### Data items
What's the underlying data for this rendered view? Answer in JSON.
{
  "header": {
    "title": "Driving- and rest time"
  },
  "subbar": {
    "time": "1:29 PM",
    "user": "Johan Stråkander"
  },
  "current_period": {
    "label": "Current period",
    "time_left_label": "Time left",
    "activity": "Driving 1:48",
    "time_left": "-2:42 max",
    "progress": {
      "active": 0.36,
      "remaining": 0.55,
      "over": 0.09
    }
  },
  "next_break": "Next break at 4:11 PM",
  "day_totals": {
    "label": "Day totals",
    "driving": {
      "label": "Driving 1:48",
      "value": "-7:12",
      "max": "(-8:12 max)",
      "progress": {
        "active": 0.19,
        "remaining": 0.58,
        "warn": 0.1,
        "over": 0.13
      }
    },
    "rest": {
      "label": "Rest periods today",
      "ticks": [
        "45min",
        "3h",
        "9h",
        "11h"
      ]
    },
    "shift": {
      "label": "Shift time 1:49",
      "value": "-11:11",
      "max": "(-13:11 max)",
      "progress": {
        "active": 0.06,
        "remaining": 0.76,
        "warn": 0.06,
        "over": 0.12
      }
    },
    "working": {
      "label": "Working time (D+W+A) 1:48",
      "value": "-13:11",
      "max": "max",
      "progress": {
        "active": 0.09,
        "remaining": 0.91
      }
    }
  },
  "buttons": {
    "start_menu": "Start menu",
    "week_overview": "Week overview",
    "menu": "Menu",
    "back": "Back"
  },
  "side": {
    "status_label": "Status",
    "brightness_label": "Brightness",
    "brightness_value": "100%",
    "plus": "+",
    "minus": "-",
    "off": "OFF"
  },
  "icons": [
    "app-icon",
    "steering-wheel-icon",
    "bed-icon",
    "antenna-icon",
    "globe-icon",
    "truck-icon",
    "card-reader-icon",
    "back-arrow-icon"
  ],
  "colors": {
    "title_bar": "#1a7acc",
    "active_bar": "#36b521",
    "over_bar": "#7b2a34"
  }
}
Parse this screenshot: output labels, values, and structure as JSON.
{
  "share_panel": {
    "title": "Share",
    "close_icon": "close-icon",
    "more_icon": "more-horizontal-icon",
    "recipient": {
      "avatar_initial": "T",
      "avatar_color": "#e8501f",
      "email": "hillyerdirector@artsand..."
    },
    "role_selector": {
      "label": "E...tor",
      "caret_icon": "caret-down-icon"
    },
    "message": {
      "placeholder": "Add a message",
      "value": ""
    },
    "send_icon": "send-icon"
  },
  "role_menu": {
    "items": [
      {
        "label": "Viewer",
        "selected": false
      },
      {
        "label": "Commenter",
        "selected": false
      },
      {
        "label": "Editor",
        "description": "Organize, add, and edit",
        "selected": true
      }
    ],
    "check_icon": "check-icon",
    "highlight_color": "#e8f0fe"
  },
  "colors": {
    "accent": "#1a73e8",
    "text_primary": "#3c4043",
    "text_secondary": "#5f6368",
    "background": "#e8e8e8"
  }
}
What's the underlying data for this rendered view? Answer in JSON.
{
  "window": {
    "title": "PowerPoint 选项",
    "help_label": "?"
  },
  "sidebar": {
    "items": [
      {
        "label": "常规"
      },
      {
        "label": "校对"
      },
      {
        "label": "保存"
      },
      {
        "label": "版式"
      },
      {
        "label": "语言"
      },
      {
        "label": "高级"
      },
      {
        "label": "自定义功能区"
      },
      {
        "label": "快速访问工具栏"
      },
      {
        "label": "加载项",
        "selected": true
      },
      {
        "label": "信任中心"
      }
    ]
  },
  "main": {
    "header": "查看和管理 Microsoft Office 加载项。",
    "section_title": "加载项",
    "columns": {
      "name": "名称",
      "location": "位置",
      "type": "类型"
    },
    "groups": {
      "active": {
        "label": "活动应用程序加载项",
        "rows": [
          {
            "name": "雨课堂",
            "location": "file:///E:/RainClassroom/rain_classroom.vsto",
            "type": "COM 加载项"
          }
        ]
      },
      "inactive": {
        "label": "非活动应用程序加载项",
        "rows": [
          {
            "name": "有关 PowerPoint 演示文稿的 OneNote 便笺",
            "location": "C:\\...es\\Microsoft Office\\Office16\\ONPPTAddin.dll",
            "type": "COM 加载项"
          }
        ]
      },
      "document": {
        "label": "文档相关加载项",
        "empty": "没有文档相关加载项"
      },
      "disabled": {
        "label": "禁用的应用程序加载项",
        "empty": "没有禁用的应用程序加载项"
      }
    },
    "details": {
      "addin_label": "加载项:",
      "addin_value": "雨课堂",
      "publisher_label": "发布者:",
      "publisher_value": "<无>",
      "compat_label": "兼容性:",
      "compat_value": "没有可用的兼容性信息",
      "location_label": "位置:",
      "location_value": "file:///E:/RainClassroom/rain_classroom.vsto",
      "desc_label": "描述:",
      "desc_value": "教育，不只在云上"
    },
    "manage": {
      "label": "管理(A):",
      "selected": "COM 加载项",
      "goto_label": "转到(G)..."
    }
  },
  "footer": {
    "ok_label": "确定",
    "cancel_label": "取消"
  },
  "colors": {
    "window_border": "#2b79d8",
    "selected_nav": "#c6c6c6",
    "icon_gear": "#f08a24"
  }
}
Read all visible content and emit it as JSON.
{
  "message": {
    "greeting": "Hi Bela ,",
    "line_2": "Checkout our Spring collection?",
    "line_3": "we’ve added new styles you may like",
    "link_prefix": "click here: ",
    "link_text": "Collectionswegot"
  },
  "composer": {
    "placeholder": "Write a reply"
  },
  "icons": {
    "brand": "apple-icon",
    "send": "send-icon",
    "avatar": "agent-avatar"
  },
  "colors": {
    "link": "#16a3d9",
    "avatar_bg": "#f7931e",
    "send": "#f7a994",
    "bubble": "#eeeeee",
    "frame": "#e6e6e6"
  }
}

### WRITTEN INSTRUCTION
All lines from the line containing "Read all visible content and emit it as JSON." through the end of the listing above are to be duplicated exactly; include both ends and nothing further.

### TASK ANSWER
Read all visible content and emit it as JSON.
{
  "message": {
    "greeting": "Hi Bela ,",
    "line_2": "Checkout our Spring collection?",
    "line_3": "we’ve added new styles you may like",
    "link_prefix": "click here: ",
    "link_text": "Collectionswegot"
  },
  "composer": {
    "placeholder": "Write a reply"
  },
  "icons": {
    "brand": "apple-icon",
    "send": "send-icon",
    "avatar": "agent-avatar"
  },
  "colors": {
    "link": "#16a3d9",
    "avatar_bg": "#f7931e",
    "send": "#f7a994",
    "bubble": "#eeeeee",
    "frame": "#e6e6e6"
  }
}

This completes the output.